_Aim_
Say the number of lines containing the string "near", and say nothing else.

>> Begin Information provided

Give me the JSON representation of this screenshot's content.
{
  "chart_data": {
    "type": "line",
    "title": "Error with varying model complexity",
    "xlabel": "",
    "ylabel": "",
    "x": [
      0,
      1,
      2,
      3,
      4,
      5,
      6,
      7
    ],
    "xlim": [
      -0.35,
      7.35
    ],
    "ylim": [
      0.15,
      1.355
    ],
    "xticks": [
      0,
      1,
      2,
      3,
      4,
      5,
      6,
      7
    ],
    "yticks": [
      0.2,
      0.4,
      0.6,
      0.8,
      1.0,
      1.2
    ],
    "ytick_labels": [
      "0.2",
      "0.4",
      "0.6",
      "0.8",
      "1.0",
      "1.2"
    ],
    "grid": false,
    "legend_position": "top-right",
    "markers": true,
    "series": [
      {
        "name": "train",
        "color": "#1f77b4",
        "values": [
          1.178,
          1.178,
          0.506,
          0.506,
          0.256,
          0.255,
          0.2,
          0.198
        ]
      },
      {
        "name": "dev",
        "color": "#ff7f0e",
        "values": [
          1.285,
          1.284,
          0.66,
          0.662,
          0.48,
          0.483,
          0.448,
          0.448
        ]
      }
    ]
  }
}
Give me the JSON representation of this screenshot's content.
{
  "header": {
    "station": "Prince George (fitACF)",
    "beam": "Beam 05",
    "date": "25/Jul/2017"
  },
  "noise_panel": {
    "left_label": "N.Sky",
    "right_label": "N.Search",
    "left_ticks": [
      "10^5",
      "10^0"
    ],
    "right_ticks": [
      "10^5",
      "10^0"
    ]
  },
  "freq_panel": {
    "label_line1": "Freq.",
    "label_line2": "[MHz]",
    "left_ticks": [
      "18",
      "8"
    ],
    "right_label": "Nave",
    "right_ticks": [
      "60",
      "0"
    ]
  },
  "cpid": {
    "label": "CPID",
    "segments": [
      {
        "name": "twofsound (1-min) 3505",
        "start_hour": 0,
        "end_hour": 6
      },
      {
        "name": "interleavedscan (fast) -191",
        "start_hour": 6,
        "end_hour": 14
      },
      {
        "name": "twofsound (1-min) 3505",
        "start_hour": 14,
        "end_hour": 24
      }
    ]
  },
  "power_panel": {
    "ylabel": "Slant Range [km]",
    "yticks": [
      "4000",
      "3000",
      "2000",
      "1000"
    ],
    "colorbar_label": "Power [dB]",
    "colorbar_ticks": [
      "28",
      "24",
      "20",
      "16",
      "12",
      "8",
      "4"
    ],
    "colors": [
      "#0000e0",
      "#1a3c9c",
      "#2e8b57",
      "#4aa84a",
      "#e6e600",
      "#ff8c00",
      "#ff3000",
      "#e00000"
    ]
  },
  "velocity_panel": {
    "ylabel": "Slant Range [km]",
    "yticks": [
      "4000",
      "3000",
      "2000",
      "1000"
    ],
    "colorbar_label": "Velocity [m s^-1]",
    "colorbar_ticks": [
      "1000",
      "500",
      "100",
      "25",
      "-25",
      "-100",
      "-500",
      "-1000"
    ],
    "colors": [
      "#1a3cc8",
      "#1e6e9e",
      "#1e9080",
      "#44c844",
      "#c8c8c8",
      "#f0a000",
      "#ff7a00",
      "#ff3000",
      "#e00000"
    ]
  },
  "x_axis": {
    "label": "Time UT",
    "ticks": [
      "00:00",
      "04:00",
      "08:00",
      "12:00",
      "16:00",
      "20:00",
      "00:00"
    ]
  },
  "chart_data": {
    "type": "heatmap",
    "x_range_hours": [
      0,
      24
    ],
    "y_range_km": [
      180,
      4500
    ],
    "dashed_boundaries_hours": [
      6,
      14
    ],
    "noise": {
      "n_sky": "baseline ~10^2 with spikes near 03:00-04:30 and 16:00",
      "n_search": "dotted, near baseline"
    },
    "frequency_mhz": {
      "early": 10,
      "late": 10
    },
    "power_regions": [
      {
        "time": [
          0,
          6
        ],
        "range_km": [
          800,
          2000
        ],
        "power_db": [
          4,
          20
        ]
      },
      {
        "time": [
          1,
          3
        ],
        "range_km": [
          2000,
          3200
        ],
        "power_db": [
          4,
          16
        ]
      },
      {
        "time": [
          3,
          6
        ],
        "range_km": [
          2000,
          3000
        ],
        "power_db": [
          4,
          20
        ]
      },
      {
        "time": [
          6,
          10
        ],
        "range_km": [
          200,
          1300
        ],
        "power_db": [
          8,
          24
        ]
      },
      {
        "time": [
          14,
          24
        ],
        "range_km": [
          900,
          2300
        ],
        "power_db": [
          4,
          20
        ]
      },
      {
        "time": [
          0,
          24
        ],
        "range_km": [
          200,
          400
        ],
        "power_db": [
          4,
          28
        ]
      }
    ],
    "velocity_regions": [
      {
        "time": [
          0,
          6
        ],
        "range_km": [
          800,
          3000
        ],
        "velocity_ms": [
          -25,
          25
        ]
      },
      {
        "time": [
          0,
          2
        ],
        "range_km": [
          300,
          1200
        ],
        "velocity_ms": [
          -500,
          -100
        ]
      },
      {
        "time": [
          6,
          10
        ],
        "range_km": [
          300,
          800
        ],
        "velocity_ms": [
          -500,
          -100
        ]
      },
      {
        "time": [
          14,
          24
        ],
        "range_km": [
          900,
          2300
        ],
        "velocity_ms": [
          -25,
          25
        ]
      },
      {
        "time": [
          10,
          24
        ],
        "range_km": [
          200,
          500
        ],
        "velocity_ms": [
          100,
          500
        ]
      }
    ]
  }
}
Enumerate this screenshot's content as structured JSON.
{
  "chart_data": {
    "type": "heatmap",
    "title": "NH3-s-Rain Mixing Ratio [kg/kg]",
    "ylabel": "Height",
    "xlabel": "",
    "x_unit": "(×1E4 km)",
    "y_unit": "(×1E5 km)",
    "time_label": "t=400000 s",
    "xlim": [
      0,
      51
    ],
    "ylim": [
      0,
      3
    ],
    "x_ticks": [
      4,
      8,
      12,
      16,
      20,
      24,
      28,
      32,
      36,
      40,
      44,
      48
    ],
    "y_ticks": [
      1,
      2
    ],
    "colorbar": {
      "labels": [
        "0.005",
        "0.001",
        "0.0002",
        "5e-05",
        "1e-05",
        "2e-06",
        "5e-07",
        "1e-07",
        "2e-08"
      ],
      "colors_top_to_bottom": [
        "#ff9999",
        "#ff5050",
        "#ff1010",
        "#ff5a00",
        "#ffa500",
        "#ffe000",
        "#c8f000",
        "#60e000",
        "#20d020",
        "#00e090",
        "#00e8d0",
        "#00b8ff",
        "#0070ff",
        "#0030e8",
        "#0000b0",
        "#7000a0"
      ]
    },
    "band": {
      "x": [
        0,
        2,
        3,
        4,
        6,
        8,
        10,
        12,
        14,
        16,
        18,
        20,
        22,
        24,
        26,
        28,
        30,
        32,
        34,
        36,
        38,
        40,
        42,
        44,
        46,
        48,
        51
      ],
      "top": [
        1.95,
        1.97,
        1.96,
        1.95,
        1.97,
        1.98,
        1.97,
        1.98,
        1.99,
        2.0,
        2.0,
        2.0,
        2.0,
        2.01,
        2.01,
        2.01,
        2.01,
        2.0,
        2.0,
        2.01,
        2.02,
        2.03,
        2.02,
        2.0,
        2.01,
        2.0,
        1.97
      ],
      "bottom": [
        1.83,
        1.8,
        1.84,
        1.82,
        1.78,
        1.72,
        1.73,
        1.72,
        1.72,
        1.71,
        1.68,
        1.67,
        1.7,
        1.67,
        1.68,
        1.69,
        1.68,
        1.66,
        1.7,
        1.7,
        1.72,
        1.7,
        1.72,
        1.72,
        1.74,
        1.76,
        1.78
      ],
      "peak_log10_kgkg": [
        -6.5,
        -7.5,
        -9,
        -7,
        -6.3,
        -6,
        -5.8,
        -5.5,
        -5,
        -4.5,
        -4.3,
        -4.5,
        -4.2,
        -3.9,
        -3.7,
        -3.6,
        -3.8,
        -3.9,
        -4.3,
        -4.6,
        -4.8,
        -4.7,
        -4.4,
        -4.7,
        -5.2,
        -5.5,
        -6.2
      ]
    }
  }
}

>> End Information provided

_Output_
2